Task data:

+ + + + +

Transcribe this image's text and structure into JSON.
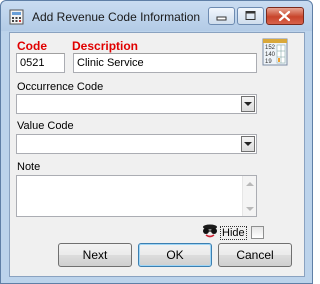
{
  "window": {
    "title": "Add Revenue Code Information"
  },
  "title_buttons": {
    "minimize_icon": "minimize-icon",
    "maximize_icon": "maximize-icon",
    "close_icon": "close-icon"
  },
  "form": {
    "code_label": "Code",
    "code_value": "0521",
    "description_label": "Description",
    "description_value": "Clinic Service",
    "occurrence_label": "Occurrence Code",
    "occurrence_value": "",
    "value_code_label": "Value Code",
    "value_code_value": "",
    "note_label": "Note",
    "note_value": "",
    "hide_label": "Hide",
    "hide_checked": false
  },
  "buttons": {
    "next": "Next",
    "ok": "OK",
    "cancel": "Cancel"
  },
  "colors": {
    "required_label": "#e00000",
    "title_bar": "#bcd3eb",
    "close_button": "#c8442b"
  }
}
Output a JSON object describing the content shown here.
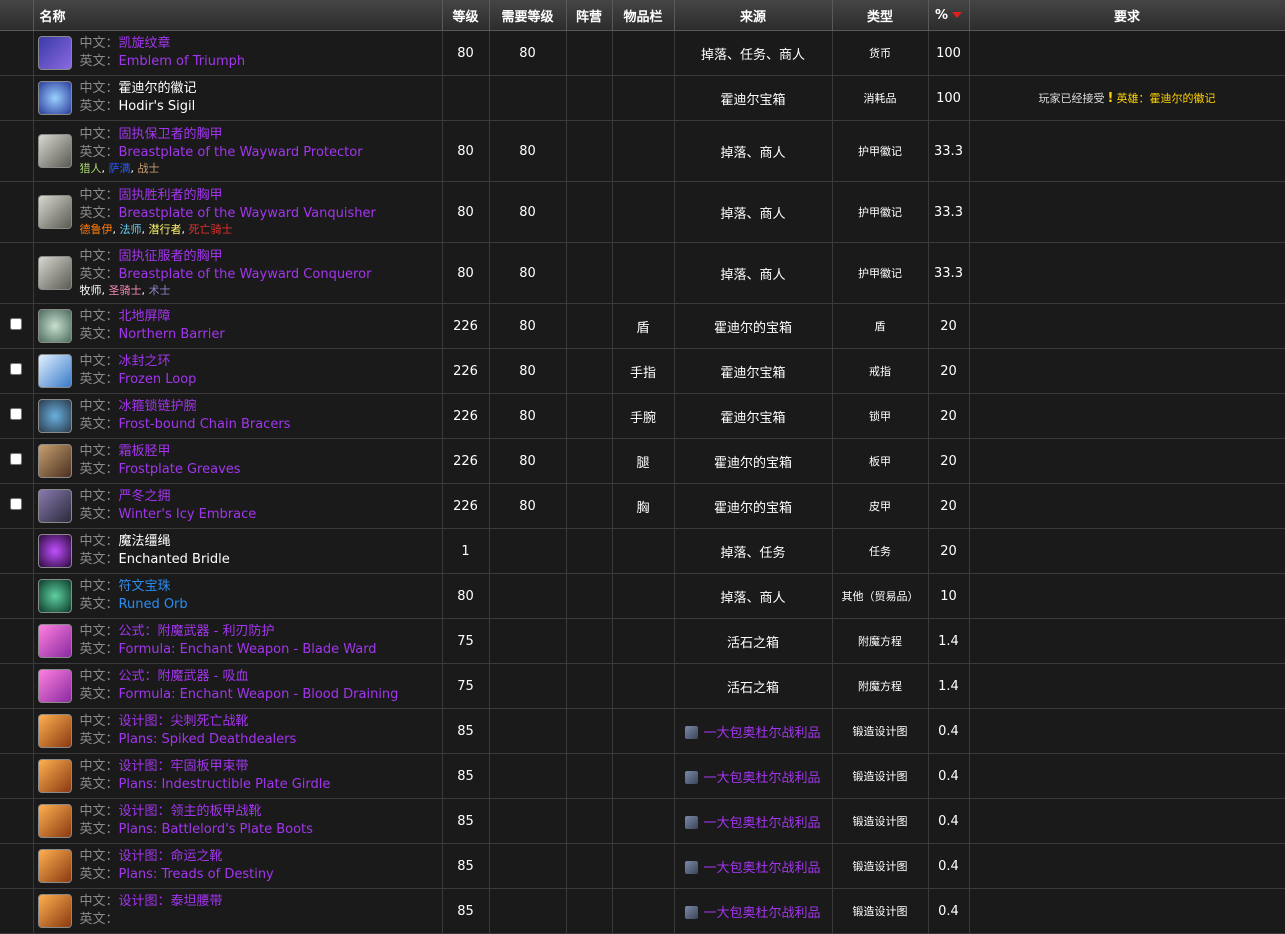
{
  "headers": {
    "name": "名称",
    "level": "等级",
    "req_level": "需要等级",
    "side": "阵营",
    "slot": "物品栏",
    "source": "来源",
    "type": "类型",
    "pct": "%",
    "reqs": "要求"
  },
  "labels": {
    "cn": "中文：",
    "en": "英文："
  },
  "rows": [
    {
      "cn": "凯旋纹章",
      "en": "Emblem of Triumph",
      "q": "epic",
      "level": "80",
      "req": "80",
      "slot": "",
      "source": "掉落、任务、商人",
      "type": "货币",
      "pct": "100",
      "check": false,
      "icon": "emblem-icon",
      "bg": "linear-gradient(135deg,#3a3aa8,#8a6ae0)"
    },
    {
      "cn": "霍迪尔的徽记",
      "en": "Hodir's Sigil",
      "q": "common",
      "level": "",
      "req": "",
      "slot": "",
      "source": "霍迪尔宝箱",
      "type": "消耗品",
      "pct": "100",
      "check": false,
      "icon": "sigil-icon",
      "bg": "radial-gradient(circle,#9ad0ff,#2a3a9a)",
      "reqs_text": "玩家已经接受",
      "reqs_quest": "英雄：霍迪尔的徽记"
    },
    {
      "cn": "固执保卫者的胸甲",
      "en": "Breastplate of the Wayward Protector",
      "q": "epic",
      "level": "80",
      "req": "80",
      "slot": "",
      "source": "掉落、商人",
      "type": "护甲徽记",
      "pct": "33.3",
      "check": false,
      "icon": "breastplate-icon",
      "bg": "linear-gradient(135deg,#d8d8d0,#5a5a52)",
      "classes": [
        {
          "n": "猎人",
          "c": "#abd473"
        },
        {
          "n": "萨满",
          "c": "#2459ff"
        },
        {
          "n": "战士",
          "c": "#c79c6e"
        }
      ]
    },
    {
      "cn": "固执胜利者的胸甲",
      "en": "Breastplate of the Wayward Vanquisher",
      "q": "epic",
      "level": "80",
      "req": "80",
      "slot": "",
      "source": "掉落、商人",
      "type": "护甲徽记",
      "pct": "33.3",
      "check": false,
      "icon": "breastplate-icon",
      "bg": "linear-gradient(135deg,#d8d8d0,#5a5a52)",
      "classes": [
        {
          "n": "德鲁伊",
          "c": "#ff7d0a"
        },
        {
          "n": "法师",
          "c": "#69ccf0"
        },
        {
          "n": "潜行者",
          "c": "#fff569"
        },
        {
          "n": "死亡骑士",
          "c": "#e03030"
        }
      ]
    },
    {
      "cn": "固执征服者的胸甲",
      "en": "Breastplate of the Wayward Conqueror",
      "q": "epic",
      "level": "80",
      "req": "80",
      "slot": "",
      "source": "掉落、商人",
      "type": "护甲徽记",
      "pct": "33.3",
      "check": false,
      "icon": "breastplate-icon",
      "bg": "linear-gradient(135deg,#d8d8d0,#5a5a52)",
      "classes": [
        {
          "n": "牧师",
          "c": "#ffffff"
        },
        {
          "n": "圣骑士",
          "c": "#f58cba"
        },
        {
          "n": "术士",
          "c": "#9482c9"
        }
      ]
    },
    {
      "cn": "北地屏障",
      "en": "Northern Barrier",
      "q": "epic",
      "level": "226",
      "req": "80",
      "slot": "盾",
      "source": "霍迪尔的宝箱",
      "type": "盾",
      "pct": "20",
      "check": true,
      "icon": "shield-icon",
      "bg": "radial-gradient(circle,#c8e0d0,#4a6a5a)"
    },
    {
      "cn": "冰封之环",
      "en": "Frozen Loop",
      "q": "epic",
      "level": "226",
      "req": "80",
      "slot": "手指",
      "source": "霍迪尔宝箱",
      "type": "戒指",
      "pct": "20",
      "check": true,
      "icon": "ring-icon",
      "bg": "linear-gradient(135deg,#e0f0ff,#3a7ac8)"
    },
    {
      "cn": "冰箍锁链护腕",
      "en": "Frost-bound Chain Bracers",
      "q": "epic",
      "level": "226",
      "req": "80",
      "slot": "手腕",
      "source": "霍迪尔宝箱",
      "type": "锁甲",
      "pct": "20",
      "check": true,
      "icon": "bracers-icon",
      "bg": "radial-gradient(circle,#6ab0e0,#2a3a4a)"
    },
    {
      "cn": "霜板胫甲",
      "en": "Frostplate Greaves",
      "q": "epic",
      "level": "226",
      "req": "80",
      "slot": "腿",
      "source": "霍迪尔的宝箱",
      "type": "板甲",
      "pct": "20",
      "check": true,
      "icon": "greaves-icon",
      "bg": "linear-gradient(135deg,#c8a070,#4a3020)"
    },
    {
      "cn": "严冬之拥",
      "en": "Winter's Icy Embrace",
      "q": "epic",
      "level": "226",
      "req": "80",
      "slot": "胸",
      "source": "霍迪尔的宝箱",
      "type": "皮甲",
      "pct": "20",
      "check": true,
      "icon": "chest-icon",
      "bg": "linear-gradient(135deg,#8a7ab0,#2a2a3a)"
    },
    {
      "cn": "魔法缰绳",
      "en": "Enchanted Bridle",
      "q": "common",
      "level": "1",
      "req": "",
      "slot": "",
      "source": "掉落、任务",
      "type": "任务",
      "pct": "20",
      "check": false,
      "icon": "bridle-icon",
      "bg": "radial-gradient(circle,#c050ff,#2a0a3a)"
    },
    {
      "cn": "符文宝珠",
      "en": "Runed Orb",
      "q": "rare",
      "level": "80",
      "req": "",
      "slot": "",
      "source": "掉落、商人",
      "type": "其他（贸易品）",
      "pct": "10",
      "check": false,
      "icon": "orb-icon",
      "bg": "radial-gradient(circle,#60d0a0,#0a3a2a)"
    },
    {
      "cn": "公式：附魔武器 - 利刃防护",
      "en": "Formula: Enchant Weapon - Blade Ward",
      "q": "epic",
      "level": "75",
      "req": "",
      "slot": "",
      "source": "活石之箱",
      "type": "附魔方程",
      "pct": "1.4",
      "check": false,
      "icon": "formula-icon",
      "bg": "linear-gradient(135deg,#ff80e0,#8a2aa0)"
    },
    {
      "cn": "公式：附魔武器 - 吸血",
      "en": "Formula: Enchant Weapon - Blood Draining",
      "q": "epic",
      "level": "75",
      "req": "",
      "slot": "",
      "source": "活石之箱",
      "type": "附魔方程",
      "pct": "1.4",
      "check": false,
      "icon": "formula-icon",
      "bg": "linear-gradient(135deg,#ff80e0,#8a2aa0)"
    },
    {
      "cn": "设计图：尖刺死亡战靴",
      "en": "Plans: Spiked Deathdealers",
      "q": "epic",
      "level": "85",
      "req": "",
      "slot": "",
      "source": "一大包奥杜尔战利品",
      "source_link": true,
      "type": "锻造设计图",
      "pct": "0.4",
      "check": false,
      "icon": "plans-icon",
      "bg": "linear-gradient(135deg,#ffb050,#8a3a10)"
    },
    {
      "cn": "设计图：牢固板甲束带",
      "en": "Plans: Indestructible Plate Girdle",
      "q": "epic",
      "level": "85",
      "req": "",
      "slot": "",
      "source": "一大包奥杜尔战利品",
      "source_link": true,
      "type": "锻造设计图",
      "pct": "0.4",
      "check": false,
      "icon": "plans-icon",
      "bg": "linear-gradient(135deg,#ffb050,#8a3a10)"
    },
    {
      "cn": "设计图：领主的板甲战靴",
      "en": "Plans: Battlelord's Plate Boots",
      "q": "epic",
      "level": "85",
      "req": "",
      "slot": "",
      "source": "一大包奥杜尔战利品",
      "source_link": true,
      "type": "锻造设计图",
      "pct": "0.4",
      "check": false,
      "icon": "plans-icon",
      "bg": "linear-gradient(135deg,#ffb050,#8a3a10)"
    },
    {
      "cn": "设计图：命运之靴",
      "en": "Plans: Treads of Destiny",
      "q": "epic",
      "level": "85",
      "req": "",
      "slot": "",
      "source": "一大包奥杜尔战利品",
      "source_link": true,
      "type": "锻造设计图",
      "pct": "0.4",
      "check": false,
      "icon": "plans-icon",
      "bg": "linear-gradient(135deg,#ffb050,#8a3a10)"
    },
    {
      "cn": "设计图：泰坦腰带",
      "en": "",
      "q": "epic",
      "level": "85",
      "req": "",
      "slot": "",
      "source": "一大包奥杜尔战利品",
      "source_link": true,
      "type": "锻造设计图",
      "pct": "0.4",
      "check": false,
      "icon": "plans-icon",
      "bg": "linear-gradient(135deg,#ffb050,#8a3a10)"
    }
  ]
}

+ + + + +

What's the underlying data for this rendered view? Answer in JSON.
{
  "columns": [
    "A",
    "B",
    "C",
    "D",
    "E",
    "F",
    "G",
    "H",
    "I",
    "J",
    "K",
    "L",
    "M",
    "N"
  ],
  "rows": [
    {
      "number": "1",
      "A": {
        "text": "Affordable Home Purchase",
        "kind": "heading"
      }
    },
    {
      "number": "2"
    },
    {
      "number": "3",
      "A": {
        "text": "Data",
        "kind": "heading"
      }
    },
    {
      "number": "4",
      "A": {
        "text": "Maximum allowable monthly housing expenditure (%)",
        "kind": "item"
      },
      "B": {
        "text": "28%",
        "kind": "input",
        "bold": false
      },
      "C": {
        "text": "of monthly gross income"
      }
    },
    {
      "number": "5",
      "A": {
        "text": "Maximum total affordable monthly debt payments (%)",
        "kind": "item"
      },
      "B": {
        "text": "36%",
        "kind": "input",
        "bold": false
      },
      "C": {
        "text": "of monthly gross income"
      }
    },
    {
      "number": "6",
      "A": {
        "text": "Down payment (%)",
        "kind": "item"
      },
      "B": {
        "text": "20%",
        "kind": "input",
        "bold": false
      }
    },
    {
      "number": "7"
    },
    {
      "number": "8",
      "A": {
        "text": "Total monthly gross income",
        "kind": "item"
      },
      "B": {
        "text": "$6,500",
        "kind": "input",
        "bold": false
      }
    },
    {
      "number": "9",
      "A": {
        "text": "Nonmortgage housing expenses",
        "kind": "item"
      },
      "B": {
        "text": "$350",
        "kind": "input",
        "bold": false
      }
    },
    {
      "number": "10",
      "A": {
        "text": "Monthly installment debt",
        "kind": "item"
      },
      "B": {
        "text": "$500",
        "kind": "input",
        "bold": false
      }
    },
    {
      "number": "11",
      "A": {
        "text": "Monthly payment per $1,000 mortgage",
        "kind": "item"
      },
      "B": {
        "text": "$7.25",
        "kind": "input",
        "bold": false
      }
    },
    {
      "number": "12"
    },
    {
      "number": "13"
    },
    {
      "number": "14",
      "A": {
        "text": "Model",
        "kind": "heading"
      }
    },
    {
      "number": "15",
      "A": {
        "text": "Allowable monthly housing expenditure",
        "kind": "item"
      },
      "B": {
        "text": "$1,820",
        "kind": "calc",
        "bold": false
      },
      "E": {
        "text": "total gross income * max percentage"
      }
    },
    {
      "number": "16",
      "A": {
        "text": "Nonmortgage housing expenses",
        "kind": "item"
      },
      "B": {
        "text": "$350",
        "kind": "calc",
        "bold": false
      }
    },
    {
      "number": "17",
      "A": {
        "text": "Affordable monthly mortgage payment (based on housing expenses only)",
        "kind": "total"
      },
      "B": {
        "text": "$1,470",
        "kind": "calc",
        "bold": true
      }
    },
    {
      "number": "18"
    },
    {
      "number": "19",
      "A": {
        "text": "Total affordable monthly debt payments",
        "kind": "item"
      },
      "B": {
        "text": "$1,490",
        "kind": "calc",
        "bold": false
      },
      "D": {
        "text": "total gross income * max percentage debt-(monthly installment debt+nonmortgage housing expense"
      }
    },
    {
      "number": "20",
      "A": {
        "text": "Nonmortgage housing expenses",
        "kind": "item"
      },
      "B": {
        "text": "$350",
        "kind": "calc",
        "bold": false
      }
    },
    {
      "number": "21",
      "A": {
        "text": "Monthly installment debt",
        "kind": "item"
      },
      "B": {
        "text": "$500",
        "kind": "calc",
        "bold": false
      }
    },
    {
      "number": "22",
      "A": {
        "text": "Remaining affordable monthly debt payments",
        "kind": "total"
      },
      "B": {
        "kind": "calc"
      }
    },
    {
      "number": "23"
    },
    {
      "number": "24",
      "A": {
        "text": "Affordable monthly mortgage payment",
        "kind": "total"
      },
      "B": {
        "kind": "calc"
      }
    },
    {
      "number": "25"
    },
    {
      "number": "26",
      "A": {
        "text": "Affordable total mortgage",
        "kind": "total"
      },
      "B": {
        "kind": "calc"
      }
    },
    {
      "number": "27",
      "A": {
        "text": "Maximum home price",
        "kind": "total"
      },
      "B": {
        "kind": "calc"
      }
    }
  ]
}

+ + + + +

Brief:
Pick out the lines containing the string "income" and show them.

Task result:
        "text": "of monthly gross income"
        "text": "of monthly gross income"
        "text": "Total monthly gross income",
        "text": "total gross income * max percentage"
        "text": "total gross income * max percentage debt-(monthly installment debt+nonmortgage housing expense"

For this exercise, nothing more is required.